--- DESCRIPTION OF THE TASK ---
Repeat all of the data below verbatim, keeping every line unchanged and in the same order.

Layout element annotations
══════

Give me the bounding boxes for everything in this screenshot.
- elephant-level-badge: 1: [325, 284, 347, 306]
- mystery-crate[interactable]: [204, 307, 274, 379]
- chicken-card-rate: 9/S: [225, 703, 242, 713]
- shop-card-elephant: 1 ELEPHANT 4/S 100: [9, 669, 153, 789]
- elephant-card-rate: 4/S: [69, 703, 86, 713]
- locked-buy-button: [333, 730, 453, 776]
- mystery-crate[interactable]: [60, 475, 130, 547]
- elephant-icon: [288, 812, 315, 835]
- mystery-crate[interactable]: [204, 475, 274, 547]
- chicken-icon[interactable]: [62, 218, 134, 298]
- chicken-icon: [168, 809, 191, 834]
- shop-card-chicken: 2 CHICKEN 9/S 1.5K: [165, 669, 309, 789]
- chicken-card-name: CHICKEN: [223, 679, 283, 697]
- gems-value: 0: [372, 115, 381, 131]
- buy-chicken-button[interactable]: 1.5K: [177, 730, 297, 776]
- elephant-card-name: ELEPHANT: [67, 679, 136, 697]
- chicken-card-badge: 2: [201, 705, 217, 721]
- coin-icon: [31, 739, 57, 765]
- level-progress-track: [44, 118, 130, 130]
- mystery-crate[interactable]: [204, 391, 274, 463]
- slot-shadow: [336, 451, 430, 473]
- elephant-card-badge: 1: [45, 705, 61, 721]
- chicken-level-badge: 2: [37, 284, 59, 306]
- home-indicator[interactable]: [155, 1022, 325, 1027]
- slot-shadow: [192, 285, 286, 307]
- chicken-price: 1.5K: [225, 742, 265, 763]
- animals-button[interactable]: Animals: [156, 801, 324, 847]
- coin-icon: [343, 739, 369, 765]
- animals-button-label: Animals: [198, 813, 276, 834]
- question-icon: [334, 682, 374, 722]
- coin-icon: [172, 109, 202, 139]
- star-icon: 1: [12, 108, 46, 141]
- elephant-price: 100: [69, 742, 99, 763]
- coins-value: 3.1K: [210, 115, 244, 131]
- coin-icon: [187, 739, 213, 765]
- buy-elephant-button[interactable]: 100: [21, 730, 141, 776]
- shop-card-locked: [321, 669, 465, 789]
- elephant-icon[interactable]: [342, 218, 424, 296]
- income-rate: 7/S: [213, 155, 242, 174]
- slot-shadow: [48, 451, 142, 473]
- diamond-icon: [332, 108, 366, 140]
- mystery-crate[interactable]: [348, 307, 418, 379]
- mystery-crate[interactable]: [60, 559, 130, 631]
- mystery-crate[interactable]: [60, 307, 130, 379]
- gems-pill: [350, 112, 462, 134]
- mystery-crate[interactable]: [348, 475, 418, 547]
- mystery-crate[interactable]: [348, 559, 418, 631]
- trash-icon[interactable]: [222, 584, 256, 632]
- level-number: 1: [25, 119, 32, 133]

══════

--- SOLUTION FOR THIS EXERCISE ---
Give me the bounding boxes for everything in this screenshot.
- elephant-level-badge: 1: [325, 284, 347, 306]
- mystery-crate[interactable]: [204, 307, 274, 379]
- chicken-card-rate: 9/S: [225, 703, 242, 713]
- shop-card-elephant: 1 ELEPHANT 4/S 100: [9, 669, 153, 789]
- elephant-card-rate: 4/S: [69, 703, 86, 713]
- locked-buy-button: [333, 730, 453, 776]
- mystery-crate[interactable]: [60, 475, 130, 547]
- elephant-icon: [288, 812, 315, 835]
- mystery-crate[interactable]: [204, 475, 274, 547]
- chicken-icon[interactable]: [62, 218, 134, 298]
- chicken-icon: [168, 809, 191, 834]
- shop-card-chicken: 2 CHICKEN 9/S 1.5K: [165, 669, 309, 789]
- chicken-card-name: CHICKEN: [223, 679, 283, 697]
- gems-value: 0: [372, 115, 381, 131]
- buy-chicken-button[interactable]: 1.5K: [177, 730, 297, 776]
- elephant-card-name: ELEPHANT: [67, 679, 136, 697]
- chicken-card-badge: 2: [201, 705, 217, 721]
- coin-icon: [31, 739, 57, 765]
- level-progress-track: [44, 118, 130, 130]
- mystery-crate[interactable]: [204, 391, 274, 463]
- slot-shadow: [336, 451, 430, 473]
- elephant-card-badge: 1: [45, 705, 61, 721]
- chicken-level-badge: 2: [37, 284, 59, 306]
- home-indicator[interactable]: [155, 1022, 325, 1027]
- slot-shadow: [192, 285, 286, 307]
- chicken-price: 1.5K: [225, 742, 265, 763]
- animals-button[interactable]: Animals: [156, 801, 324, 847]
- coin-icon: [343, 739, 369, 765]
- animals-button-label: Animals: [198, 813, 276, 834]
- question-icon: [334, 682, 374, 722]
- coin-icon: [172, 109, 202, 139]
- star-icon: 1: [12, 108, 46, 141]
- elephant-price: 100: [69, 742, 99, 763]
- coins-value: 3.1K: [210, 115, 244, 131]
- coin-icon: [187, 739, 213, 765]
- buy-elephant-button[interactable]: 100: [21, 730, 141, 776]
- shop-card-locked: [321, 669, 465, 789]
- elephant-icon[interactable]: [342, 218, 424, 296]
- income-rate: 7/S: [213, 155, 242, 174]
- slot-shadow: [48, 451, 142, 473]
- diamond-icon: [332, 108, 366, 140]
- mystery-crate[interactable]: [348, 307, 418, 379]
- mystery-crate[interactable]: [60, 559, 130, 631]
- mystery-crate[interactable]: [60, 307, 130, 379]
- gems-pill: [350, 112, 462, 134]
- mystery-crate[interactable]: [348, 475, 418, 547]
- mystery-crate[interactable]: [348, 559, 418, 631]
- trash-icon[interactable]: [222, 584, 256, 632]
- level-number: 1: [25, 119, 32, 133]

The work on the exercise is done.